-- What the exercise asks --
Report how many lines hold the word "tavalla"; answer with the number alone.

-- Record list --
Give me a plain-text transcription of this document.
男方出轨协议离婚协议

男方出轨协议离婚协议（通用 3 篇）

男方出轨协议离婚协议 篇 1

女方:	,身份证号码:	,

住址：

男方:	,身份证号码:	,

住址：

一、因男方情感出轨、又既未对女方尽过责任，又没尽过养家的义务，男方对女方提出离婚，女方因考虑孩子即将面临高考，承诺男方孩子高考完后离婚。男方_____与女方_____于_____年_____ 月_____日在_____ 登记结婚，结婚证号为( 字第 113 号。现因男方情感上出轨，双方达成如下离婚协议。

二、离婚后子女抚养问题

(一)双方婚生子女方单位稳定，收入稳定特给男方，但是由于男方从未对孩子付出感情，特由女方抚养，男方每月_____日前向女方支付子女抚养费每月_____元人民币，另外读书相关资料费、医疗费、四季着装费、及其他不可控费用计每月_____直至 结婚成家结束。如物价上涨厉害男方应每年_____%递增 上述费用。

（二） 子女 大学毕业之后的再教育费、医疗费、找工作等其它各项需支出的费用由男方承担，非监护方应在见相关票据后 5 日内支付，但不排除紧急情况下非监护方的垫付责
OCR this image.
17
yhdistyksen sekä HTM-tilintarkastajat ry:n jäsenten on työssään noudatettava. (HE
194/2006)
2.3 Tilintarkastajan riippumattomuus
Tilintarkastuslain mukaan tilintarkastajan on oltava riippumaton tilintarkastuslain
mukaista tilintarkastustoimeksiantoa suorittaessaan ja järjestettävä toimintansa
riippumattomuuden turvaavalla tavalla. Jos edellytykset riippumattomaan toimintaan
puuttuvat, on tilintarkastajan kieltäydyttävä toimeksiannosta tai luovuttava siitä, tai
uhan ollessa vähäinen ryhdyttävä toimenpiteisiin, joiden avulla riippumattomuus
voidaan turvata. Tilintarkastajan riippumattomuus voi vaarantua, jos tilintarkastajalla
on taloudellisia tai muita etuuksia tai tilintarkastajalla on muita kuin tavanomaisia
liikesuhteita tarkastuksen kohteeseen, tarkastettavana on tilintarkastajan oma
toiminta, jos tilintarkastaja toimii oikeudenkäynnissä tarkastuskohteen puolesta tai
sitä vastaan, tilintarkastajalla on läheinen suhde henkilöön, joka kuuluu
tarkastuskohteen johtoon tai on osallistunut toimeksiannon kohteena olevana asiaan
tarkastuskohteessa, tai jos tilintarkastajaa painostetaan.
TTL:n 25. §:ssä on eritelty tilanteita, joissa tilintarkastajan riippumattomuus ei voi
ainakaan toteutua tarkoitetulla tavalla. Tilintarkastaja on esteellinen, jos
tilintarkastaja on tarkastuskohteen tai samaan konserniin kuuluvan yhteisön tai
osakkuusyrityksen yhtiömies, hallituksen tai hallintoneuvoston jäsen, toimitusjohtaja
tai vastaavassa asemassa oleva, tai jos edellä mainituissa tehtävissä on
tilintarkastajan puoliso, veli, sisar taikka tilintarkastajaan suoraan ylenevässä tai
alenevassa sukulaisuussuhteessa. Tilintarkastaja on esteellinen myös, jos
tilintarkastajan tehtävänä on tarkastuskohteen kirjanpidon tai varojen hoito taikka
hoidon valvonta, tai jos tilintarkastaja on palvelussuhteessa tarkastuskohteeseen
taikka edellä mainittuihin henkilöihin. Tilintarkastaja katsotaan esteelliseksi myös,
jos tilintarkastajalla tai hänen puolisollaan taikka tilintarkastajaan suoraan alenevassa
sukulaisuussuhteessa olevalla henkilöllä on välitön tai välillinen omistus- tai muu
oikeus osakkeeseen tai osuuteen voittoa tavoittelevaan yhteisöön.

-- Result for this exercise --
2